_Instructions to follow_
Copy out all the lines in the records that include the word "location".
::: Data for this exercise :::
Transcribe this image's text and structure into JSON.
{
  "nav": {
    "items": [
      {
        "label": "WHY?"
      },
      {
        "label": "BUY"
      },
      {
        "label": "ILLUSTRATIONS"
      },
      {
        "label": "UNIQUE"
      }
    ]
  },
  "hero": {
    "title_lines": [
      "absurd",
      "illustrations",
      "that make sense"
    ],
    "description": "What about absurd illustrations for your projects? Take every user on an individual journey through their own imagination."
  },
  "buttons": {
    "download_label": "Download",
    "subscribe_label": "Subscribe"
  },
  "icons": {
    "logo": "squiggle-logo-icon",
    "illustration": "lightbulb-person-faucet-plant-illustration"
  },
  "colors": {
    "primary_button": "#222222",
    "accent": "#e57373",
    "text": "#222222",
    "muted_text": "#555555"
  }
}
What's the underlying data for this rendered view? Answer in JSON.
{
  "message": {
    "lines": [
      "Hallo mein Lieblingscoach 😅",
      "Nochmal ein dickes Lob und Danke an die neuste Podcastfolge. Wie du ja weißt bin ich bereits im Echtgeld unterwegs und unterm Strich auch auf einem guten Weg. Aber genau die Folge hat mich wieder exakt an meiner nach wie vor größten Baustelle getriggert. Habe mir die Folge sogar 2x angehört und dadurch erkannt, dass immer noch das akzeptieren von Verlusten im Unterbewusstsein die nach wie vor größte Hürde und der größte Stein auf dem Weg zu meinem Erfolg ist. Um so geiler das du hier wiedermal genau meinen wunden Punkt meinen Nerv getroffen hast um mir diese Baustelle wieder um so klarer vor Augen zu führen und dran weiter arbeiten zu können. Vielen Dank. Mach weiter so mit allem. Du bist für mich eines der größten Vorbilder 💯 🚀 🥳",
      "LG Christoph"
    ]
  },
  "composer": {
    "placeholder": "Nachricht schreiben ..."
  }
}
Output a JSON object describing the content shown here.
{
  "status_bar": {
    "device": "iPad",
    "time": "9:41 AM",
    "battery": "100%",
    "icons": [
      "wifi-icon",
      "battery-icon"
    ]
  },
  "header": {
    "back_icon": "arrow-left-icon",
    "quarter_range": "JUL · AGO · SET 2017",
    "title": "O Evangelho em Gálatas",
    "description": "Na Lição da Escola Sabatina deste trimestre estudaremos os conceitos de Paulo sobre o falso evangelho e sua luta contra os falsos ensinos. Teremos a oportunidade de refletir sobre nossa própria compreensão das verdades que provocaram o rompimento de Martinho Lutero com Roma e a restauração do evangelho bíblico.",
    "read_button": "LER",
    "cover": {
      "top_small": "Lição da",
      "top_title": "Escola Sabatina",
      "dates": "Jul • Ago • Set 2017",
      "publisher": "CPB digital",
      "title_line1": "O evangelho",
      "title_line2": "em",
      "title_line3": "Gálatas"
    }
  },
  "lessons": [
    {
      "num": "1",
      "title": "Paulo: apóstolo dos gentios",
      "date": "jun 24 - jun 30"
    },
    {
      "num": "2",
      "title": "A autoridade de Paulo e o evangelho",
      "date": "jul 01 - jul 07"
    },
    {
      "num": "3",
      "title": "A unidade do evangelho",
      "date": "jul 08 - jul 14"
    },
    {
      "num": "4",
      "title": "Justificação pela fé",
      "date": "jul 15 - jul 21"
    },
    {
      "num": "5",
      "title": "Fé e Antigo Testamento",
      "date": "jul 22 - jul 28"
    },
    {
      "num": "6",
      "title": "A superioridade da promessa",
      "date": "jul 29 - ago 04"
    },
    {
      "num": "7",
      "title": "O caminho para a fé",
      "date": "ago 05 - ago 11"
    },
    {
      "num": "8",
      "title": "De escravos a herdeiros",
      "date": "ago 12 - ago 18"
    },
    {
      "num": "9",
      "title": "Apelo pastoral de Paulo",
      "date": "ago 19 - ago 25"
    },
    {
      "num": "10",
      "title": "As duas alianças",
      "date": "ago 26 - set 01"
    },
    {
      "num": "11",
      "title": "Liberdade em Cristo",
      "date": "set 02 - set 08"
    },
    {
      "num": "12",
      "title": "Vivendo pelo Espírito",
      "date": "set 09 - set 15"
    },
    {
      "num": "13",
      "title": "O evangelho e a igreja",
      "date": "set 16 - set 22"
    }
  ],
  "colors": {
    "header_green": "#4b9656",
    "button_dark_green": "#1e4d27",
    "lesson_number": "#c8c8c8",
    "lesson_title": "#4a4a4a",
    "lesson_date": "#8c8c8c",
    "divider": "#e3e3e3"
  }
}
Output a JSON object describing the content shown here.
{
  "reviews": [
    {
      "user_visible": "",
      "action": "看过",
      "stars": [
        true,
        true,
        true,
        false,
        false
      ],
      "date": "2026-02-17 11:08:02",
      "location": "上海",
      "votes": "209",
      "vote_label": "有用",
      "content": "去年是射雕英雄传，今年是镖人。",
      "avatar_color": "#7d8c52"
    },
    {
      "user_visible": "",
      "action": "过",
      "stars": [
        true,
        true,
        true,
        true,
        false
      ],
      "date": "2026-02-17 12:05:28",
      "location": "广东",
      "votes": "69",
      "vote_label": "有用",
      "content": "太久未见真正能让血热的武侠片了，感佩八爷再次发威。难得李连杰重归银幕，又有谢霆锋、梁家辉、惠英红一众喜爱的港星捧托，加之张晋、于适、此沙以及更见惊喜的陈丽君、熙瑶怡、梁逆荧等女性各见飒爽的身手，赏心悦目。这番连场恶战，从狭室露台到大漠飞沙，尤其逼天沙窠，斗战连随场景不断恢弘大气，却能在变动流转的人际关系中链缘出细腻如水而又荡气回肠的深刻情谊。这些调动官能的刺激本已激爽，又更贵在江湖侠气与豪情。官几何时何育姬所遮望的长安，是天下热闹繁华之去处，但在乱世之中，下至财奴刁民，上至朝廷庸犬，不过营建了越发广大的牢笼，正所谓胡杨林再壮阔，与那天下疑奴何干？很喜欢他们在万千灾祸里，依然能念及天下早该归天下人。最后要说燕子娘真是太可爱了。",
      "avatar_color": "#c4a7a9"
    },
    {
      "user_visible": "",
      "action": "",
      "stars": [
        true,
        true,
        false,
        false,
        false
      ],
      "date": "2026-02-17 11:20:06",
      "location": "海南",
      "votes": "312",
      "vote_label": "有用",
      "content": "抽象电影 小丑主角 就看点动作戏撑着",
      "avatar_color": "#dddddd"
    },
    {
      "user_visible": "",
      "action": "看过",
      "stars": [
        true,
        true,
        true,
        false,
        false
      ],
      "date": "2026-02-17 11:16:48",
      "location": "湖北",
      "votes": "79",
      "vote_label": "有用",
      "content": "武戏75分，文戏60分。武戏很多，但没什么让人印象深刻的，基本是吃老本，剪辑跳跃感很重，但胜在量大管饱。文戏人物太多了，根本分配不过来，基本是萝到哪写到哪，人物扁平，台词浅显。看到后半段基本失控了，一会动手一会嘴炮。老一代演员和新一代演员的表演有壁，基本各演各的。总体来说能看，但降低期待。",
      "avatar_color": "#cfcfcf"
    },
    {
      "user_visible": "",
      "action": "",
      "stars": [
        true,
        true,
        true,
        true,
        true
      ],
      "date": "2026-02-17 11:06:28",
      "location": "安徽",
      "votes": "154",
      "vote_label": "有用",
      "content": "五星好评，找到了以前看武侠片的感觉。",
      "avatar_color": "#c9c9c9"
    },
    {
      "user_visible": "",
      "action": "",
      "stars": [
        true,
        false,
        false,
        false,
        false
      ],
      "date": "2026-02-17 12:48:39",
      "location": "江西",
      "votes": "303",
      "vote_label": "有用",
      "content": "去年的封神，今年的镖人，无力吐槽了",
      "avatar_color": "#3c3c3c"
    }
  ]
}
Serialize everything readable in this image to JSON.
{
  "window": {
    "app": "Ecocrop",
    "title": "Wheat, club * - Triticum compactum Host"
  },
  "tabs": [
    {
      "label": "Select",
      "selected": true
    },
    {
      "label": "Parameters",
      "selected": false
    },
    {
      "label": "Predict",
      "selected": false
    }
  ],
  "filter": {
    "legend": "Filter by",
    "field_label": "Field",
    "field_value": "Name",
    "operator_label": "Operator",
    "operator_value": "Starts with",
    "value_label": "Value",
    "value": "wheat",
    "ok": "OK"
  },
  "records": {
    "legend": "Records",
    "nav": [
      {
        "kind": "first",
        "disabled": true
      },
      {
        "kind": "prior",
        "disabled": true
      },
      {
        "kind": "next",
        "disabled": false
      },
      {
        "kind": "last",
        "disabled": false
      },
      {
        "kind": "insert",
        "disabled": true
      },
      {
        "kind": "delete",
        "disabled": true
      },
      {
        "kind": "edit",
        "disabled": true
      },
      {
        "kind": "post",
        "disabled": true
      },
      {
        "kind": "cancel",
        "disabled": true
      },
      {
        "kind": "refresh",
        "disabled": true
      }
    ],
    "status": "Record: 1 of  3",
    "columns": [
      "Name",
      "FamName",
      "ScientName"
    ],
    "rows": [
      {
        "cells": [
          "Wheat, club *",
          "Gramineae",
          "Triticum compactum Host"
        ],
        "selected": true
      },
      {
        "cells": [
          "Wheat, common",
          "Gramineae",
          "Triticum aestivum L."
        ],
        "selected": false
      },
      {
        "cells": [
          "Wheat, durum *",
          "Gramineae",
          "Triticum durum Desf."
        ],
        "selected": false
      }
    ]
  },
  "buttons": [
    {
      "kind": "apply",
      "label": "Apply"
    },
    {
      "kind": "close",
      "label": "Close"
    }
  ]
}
:::
_Response to this exercise_
      "location": "上海",
      "location": "广东",
      "location": "海南",
      "location": "湖北",
      "location": "安徽",
      "location": "江西",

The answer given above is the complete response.